Task requirements
Give the number of lines in the data that hold the word "INSPECTION", and nothing else.

++++ Records for the task

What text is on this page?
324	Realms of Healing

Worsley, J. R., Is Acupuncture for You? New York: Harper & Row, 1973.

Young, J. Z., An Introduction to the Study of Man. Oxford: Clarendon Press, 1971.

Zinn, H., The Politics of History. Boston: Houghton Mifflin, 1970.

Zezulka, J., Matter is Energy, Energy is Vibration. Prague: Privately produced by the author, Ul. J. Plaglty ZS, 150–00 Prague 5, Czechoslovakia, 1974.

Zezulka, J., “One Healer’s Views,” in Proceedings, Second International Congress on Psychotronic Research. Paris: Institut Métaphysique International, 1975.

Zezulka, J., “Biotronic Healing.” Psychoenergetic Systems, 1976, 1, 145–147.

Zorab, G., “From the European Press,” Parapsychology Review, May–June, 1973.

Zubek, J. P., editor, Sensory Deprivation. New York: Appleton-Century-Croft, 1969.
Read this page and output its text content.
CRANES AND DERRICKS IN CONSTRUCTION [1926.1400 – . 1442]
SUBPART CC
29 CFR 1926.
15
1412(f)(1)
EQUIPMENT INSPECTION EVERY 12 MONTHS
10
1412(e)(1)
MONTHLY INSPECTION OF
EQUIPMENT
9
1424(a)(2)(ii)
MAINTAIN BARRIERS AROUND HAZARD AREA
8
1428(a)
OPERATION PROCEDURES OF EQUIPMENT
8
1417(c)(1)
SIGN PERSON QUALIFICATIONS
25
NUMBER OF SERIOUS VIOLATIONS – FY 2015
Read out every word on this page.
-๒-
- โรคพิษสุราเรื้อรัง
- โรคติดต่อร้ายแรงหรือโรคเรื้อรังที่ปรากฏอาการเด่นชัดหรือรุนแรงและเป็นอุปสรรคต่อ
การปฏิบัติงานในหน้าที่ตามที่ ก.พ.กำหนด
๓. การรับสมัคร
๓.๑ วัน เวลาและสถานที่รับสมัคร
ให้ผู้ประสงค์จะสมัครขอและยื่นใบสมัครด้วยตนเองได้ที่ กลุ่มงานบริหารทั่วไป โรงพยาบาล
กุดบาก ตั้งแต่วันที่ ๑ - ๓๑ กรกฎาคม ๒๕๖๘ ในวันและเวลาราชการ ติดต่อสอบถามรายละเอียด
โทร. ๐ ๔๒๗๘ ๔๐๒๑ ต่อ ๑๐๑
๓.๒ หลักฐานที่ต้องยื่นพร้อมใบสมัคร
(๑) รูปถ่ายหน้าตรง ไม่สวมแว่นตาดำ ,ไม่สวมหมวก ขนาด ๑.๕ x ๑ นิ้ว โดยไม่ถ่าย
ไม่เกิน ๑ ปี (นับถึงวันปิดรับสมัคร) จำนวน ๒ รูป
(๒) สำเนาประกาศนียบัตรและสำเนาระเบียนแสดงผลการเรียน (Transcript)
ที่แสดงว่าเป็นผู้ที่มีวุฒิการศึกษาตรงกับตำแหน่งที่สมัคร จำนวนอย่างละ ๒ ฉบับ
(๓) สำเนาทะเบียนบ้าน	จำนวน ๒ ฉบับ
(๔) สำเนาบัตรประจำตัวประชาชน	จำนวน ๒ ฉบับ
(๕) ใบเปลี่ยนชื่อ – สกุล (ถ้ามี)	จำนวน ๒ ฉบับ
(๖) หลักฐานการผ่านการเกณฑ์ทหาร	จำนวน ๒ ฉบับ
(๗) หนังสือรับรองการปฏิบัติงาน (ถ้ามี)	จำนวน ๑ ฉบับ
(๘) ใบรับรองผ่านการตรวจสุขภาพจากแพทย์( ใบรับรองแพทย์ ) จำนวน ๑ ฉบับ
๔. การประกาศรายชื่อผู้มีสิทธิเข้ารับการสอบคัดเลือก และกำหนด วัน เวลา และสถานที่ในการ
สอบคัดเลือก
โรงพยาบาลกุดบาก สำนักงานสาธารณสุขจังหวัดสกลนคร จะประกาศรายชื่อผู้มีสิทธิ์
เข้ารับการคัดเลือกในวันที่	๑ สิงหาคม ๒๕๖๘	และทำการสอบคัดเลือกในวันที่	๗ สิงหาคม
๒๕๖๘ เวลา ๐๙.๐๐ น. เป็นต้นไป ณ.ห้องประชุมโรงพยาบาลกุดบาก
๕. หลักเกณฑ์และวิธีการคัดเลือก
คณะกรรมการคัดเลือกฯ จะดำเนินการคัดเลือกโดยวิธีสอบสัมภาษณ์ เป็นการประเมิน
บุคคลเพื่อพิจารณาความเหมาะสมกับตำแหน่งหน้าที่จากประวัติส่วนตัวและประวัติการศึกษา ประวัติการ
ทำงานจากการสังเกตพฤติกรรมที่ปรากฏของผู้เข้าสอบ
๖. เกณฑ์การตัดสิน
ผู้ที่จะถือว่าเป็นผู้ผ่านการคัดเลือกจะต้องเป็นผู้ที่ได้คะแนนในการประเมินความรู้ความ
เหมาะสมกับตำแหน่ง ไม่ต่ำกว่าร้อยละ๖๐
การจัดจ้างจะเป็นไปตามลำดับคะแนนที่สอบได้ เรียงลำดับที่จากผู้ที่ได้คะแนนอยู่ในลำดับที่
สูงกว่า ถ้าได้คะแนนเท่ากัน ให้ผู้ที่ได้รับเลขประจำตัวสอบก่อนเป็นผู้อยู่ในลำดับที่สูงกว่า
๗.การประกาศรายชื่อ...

++++++++

Answer to the problem
2